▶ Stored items
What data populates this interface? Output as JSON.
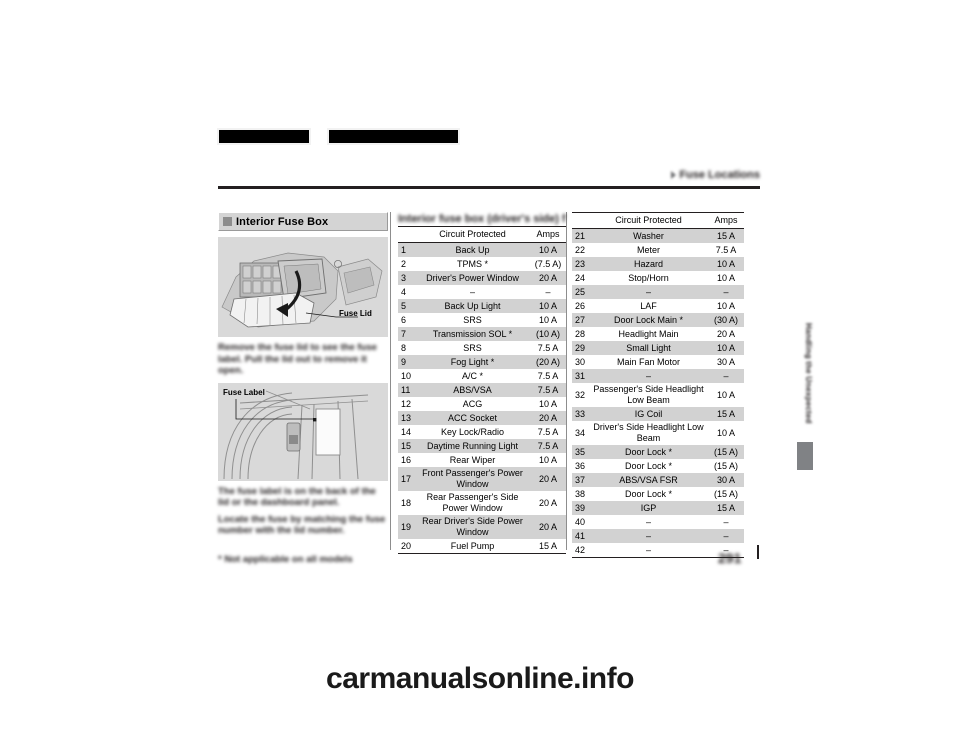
{
  "header": {
    "redacted_bar_1": "",
    "redacted_bar_2": "",
    "breadcrumb_blurred": "Fuse Locations"
  },
  "left_column": {
    "section_title": "Interior Fuse Box",
    "figure_engine": {
      "caption": "Fuse Lid",
      "name": "interior-fuse-box-photo"
    },
    "figure_dashboard": {
      "caption": "Fuse Label",
      "name": "fuse-label-location-photo"
    },
    "body_text_1": "Remove the fuse lid to see the fuse label. Pull the lid out to remove it open.",
    "body_text_2": "The fuse label is on the back of the lid or the dashboard panel.",
    "body_text_3": "Locate the fuse by matching the fuse number with the lid number."
  },
  "table_mid": {
    "blurred_title": "Interior fuse box (driver's side) fuse rating",
    "columns": [
      "",
      "Circuit Protected",
      "Amps"
    ],
    "rows": [
      {
        "no": "1",
        "circuit": "Back Up",
        "amps": "10 A",
        "tall": false
      },
      {
        "no": "2",
        "circuit": "TPMS *",
        "amps": "(7.5 A)",
        "tall": false
      },
      {
        "no": "3",
        "circuit": "Driver's Power Window",
        "amps": "20 A",
        "tall": false
      },
      {
        "no": "4",
        "circuit": "–",
        "amps": "–",
        "tall": false
      },
      {
        "no": "5",
        "circuit": "Back Up Light",
        "amps": "10 A",
        "tall": false
      },
      {
        "no": "6",
        "circuit": "SRS",
        "amps": "10 A",
        "tall": false
      },
      {
        "no": "7",
        "circuit": "Transmission SOL *",
        "amps": "(10 A)",
        "tall": false
      },
      {
        "no": "8",
        "circuit": "SRS",
        "amps": "7.5 A",
        "tall": false
      },
      {
        "no": "9",
        "circuit": "Fog Light *",
        "amps": "(20 A)",
        "tall": false
      },
      {
        "no": "10",
        "circuit": "A/C *",
        "amps": "7.5 A",
        "tall": false
      },
      {
        "no": "11",
        "circuit": "ABS/VSA",
        "amps": "7.5 A",
        "tall": false
      },
      {
        "no": "12",
        "circuit": "ACG",
        "amps": "10 A",
        "tall": false
      },
      {
        "no": "13",
        "circuit": "ACC Socket",
        "amps": "20 A",
        "tall": false
      },
      {
        "no": "14",
        "circuit": "Key Lock/Radio",
        "amps": "7.5 A",
        "tall": false
      },
      {
        "no": "15",
        "circuit": "Daytime Running Light",
        "amps": "7.5 A",
        "tall": false
      },
      {
        "no": "16",
        "circuit": "Rear Wiper",
        "amps": "10 A",
        "tall": false
      },
      {
        "no": "17",
        "circuit": "Front Passenger's Power Window",
        "amps": "20 A",
        "tall": true
      },
      {
        "no": "18",
        "circuit": "Rear Passenger's Side Power Window",
        "amps": "20 A",
        "tall": true
      },
      {
        "no": "19",
        "circuit": "Rear Driver's Side Power Window",
        "amps": "20 A",
        "tall": true
      },
      {
        "no": "20",
        "circuit": "Fuel Pump",
        "amps": "15 A",
        "tall": false
      }
    ]
  },
  "table_right": {
    "columns": [
      "",
      "Circuit Protected",
      "Amps"
    ],
    "rows": [
      {
        "no": "21",
        "circuit": "Washer",
        "amps": "15 A",
        "tall": false
      },
      {
        "no": "22",
        "circuit": "Meter",
        "amps": "7.5 A",
        "tall": false
      },
      {
        "no": "23",
        "circuit": "Hazard",
        "amps": "10 A",
        "tall": false
      },
      {
        "no": "24",
        "circuit": "Stop/Horn",
        "amps": "10 A",
        "tall": false
      },
      {
        "no": "25",
        "circuit": "–",
        "amps": "–",
        "tall": false
      },
      {
        "no": "26",
        "circuit": "LAF",
        "amps": "10 A",
        "tall": false
      },
      {
        "no": "27",
        "circuit": "Door Lock Main *",
        "amps": "(30 A)",
        "tall": false
      },
      {
        "no": "28",
        "circuit": "Headlight Main",
        "amps": "20 A",
        "tall": false
      },
      {
        "no": "29",
        "circuit": "Small Light",
        "amps": "10 A",
        "tall": false
      },
      {
        "no": "30",
        "circuit": "Main Fan Motor",
        "amps": "30 A",
        "tall": false
      },
      {
        "no": "31",
        "circuit": "–",
        "amps": "–",
        "tall": false
      },
      {
        "no": "32",
        "circuit": "Passenger's Side Headlight Low Beam",
        "amps": "10 A",
        "tall": true
      },
      {
        "no": "33",
        "circuit": "IG Coil",
        "amps": "15 A",
        "tall": false
      },
      {
        "no": "34",
        "circuit": "Driver's Side Headlight Low Beam",
        "amps": "10 A",
        "tall": true
      },
      {
        "no": "35",
        "circuit": "Door Lock *",
        "amps": "(15 A)",
        "tall": false
      },
      {
        "no": "36",
        "circuit": "Door Lock *",
        "amps": "(15 A)",
        "tall": false
      },
      {
        "no": "37",
        "circuit": "ABS/VSA FSR",
        "amps": "30 A",
        "tall": false
      },
      {
        "no": "38",
        "circuit": "Door Lock *",
        "amps": "(15 A)",
        "tall": false
      },
      {
        "no": "39",
        "circuit": "IGP",
        "amps": "15 A",
        "tall": false
      },
      {
        "no": "40",
        "circuit": "–",
        "amps": "–",
        "tall": false
      },
      {
        "no": "41",
        "circuit": "–",
        "amps": "–",
        "tall": false
      },
      {
        "no": "42",
        "circuit": "–",
        "amps": "–",
        "tall": false
      }
    ]
  },
  "side_tab": {
    "label_blurred": "Handling the Unexpected"
  },
  "footer": {
    "footnote_blurred": "* Not applicable on all models",
    "page_number_blurred": "291"
  },
  "watermark": "carmanualsonline.info",
  "colors": {
    "row_shade": "#d2d2d2",
    "figure_bg": "#d9d9d9",
    "banner_bg": "#d4d4d4",
    "rule": "#231f20",
    "tab": "#808285"
  }
}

▶ Aim of the task
Count up every line above that has the word "Beam" in it; answer with the number alone.

▶ Task answer
2